+++ Alıntı Metin +++
Banu K. Yelkovan
26/05/2006 (3017 kişi okudu)
Bizim evde bir pasaport var. 1973 yılından kalma. Üç aylığına verilmiş Eskişehir Emniyeti tarafından. İçinde, en arkada üç ekstra sayfa, kırmızı mühürle pasaporta eklenmiş. Üzerinde siyah-beyaz vesikalık fotoğrafları var gencecik Eskişehirli futbolcuların, yanlarında da isimleri: İsmail Arca, Doğan Şenoğlu, Kamuran Yavuz, Abdurrahman Temel, Burhan Tözer, Metin Parlaoğlu, Mehmet Kalaycı, Ömer Kaner, Ahmet Bülent Karaçöl, Hüdayi Doğu, Ali Erdin, Yenal Kaçıran, Bilal Arular, Nemci Aktuna, Taşkın Yılmaz, Fethi Heper... Abdullah Matay antrenör, Burhan İpek menajer, Kazım Durmuş da masör imiş. Köln maçına giderken zamanın genel kaptanı, Erol Yelkovan'ın (soyadından da anlaşılacağı üzere) eşimin babasının, pasaportuna zimmetlenmiş bütün takım, 19 kişilik kadro.
Pasaporttaki listeye göre, geri gelirken istisnasız hepsi ya bir adet teyp ya bir televizyon getirmiş yanlarında. Ömer Kaner ikisini birden. Yine pasaportta takıma 6 bin 160 DM (Deutsche Mark) döviz tahsis edildiği de yazıyor. Merkez Bankası'ndan...
+++ Kaynak Veriler +++
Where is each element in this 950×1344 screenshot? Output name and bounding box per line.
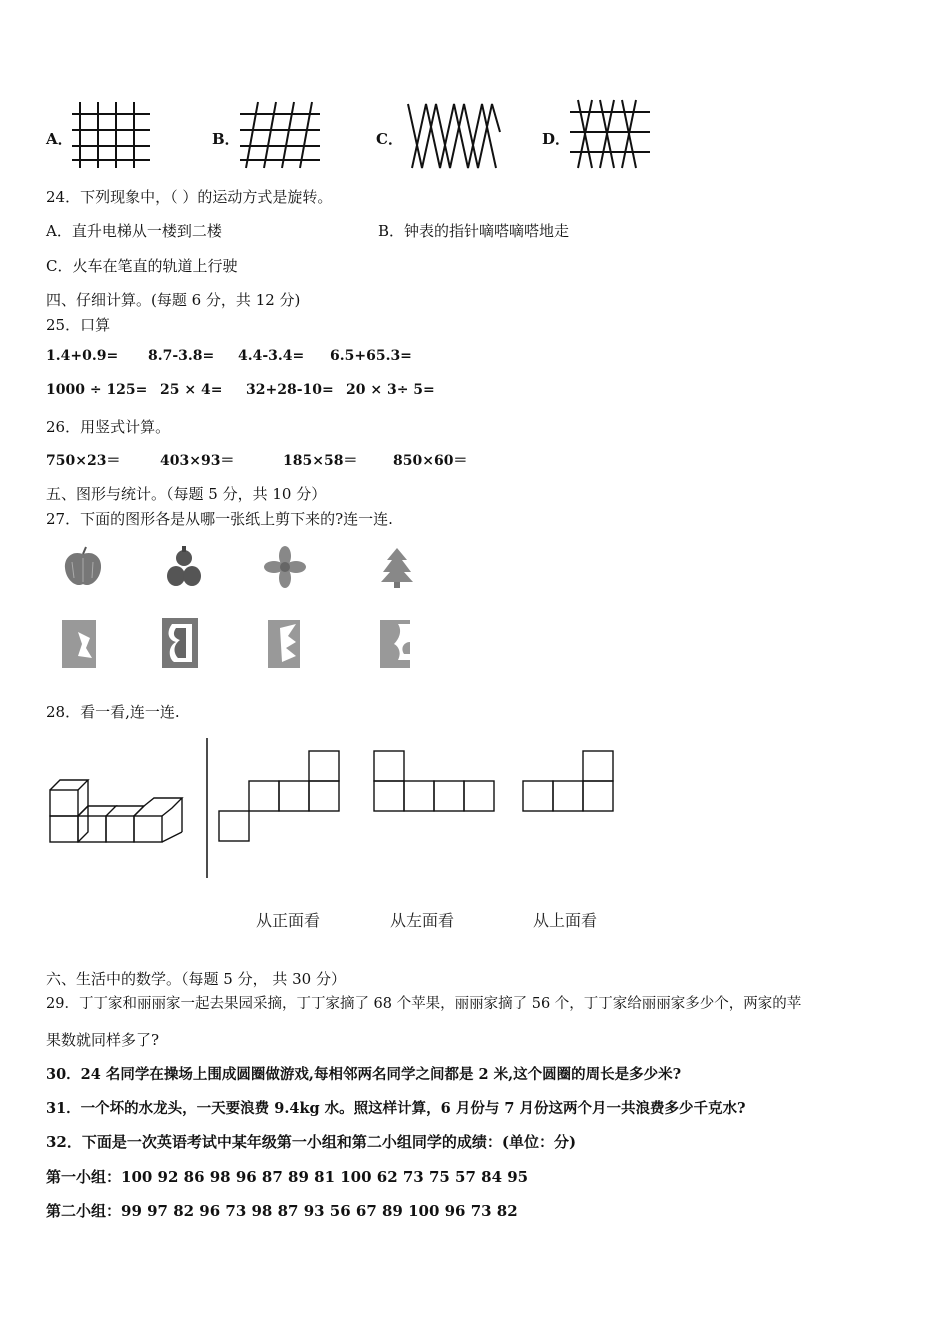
+++
§ Yapılacaklar
[a] 1973 tarihli pasaportu anlatan metne göre dönüşte hem teyp hem televizyon getiren futbolcu kimdir?
[b] 1973 tarihli pasaportu anlatan metnin "Bizim evde bir" sözcüklerini içeren yerden başlayıp "19 kişilik kadro." ile biten bölümünü aynen tekrar yazın.

§ Görev Yanıtları
[a] Ömer Kaner.

[b]
Bizim evde bir pasaport var. 1973 yılından kalma. Üç aylığına verilmiş Eskişehir Emniyeti tarafından. İçinde, en arkada üç ekstra sayfa, kırmızı mühürle pasaporta eklenmiş. Üzerinde siyah-beyaz vesikalık fotoğrafları var gencecik Eskişehirli futbolcuların, yanlarında da isimleri: İsmail Arca, Doğan Şenoğlu, Kamuran Yavuz, Abdurrahman Temel, Burhan Tözer, Metin Parlaoğlu, Mehmet Kalaycı, Ömer Kaner, Ahmet Bülent Karaçöl, Hüdayi Doğu, Ali Erdin, Yenal Kaçıran, Bilal Arular, Nemci Aktuna, Taşkın Yılmaz, Fethi Heper... Abdullah Matay antrenör, Burhan İpek menajer, Kazım Durmuş da masör imiş. Köln maçına giderken zamanın genel kaptanı, Erol Yelkovan'ın (soyadından da anlaşılacağı üzere) eşimin babasının, pasaportuna zimmetlenmiş bütün takım, 19 kişilik kadro.